#### Data excerpts ####

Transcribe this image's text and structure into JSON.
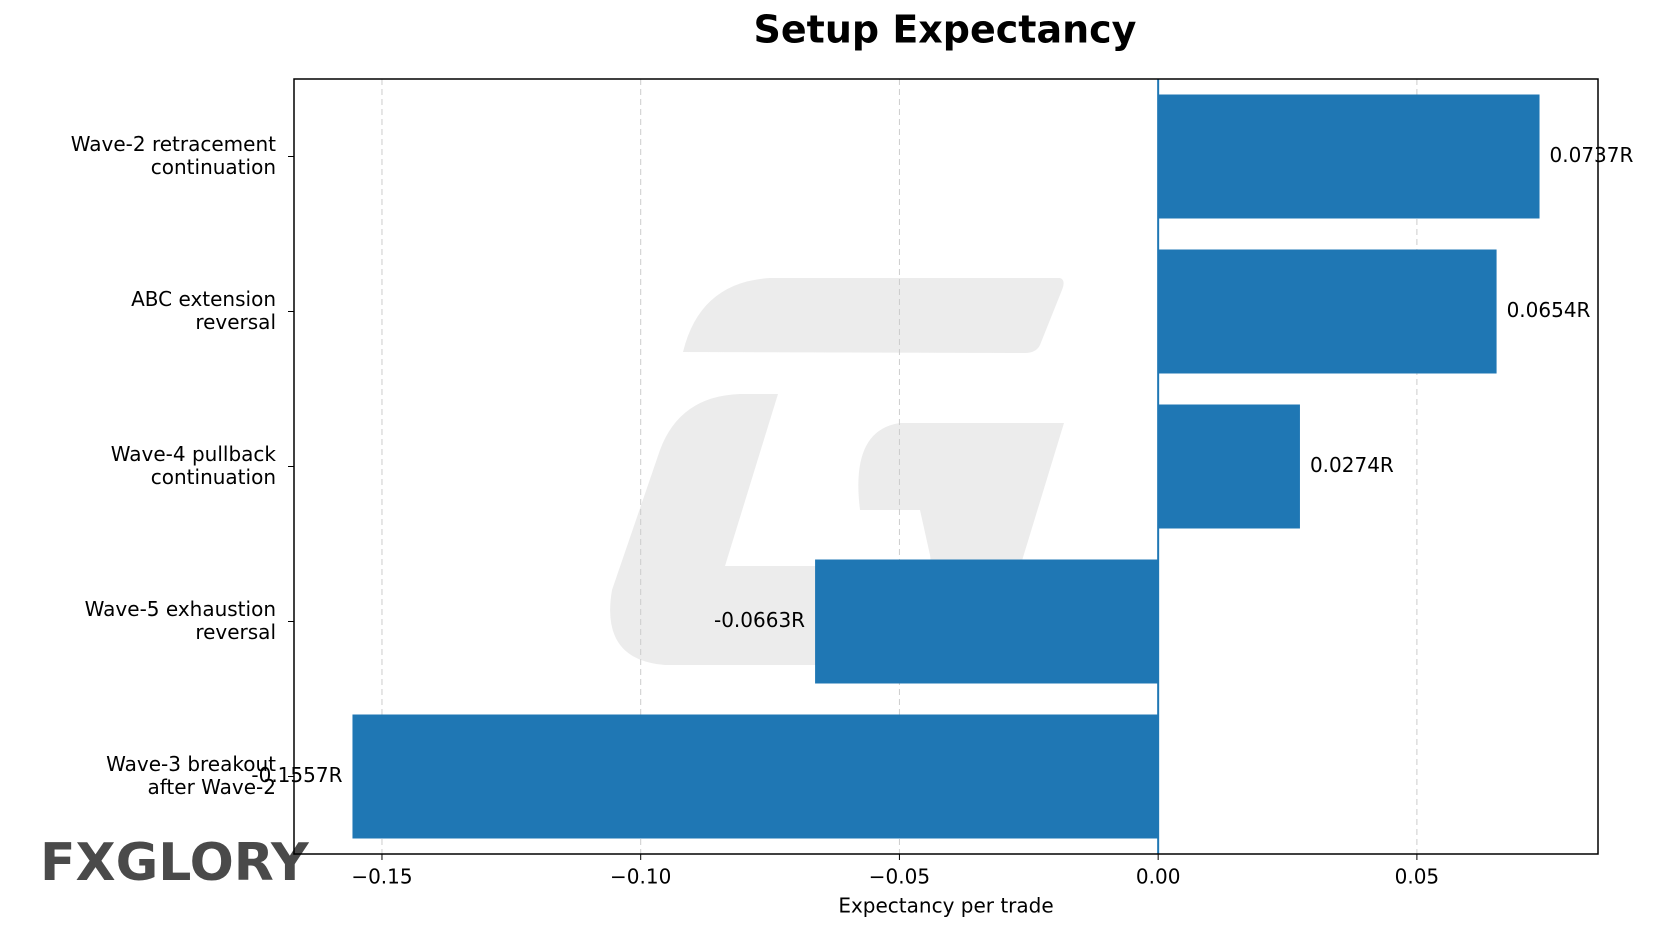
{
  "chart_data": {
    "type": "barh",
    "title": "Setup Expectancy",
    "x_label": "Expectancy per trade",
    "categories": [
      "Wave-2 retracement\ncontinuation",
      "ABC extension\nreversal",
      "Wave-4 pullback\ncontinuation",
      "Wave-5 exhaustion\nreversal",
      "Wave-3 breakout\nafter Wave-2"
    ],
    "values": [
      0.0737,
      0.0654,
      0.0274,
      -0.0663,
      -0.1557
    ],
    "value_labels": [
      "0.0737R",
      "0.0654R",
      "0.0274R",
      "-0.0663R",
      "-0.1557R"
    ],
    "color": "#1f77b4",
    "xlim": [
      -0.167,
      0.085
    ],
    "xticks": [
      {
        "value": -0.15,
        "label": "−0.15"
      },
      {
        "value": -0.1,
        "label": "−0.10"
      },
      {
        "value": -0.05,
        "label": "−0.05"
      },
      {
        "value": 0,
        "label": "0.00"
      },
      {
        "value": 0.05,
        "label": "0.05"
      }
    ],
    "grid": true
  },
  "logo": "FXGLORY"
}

####

> What you should do: From the material above, copy everything exactly but the pictures.

> Response to this exercise:
Transcribe this image's text and structure into JSON.
{
  "chart_data": {
    "type": "barh",
    "title": "Setup Expectancy",
    "x_label": "Expectancy per trade",
    "categories": [
      "Wave-2 retracement\ncontinuation",
      "ABC extension\nreversal",
      "Wave-4 pullback\ncontinuation",
      "Wave-5 exhaustion\nreversal",
      "Wave-3 breakout\nafter Wave-2"
    ],
    "values": [
      0.0737,
      0.0654,
      0.0274,
      -0.0663,
      -0.1557
    ],
    "value_labels": [
      "0.0737R",
      "0.0654R",
      "0.0274R",
      "-0.0663R",
      "-0.1557R"
    ],
    "color": "#1f77b4",
    "xlim": [
      -0.167,
      0.085
    ],
    "xticks": [
      {
        "value": -0.15,
        "label": "−0.15"
      },
      {
        "value": -0.1,
        "label": "−0.10"
      },
      {
        "value": -0.05,
        "label": "−0.05"
      },
      {
        "value": 0,
        "label": "0.00"
      },
      {
        "value": 0.05,
        "label": "0.05"
      }
    ],
    "grid": true
  },
  "logo": "FXGLORY"
}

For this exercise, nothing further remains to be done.